= Given request =
Return all lines where the word "color" can be found.

────────────────────────────────────────

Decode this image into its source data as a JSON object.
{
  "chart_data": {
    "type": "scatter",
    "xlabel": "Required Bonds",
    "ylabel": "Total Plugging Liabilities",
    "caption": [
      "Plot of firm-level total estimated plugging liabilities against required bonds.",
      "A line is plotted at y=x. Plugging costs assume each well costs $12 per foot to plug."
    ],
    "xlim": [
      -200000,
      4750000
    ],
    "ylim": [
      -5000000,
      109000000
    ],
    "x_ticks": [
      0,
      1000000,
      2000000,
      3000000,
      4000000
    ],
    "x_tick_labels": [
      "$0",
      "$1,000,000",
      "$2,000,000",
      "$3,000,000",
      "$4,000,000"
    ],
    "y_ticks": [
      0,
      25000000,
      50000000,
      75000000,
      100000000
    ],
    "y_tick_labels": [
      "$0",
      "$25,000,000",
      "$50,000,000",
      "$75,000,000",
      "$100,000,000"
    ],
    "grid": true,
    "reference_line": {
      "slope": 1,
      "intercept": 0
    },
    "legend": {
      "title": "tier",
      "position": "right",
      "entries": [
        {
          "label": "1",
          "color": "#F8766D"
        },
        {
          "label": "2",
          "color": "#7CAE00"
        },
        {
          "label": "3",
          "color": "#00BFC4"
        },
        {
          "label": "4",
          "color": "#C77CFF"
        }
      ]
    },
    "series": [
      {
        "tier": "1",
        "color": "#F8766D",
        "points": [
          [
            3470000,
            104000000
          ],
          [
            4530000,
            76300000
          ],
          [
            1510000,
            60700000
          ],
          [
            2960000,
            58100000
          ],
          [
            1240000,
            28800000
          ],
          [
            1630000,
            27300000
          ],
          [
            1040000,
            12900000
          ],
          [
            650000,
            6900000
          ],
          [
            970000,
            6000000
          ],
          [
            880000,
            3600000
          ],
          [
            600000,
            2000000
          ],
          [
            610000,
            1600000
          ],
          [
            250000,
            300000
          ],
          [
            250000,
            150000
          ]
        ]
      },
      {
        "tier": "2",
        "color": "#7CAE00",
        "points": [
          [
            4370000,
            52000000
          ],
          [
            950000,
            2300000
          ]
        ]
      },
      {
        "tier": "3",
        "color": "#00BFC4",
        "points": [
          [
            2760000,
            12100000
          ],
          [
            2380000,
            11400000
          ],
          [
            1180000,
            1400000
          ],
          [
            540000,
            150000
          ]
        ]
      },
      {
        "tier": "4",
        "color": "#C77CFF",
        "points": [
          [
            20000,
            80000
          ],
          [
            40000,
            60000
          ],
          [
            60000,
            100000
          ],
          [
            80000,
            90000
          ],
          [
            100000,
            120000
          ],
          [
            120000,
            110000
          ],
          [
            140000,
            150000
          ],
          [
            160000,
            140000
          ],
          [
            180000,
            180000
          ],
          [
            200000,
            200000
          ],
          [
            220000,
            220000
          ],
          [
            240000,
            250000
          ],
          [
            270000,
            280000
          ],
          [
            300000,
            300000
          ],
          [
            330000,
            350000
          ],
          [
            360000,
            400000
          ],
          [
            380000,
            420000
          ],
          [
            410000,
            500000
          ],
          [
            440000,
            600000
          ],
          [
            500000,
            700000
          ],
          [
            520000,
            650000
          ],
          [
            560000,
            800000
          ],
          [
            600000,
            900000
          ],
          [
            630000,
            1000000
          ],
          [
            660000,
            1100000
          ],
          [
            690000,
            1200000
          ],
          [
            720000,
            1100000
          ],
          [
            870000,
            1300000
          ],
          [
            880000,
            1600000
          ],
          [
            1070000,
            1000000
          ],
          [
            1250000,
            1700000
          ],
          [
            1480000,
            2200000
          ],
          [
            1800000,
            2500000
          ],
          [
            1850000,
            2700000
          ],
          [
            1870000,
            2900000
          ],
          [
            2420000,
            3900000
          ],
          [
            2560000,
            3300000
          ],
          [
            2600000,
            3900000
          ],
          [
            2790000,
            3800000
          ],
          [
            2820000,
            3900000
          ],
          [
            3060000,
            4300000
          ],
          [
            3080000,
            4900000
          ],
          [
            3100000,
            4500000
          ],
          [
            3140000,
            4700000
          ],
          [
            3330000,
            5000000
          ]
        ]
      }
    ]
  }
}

────────────────────────────────────────

= Response to the task =
          "color": "#F8766D"
          "color": "#7CAE00"
          "color": "#00BFC4"
          "color": "#C77CFF"
        "color": "#F8766D",
        "color": "#7CAE00",
        "color": "#00BFC4",
        "color": "#C77CFF",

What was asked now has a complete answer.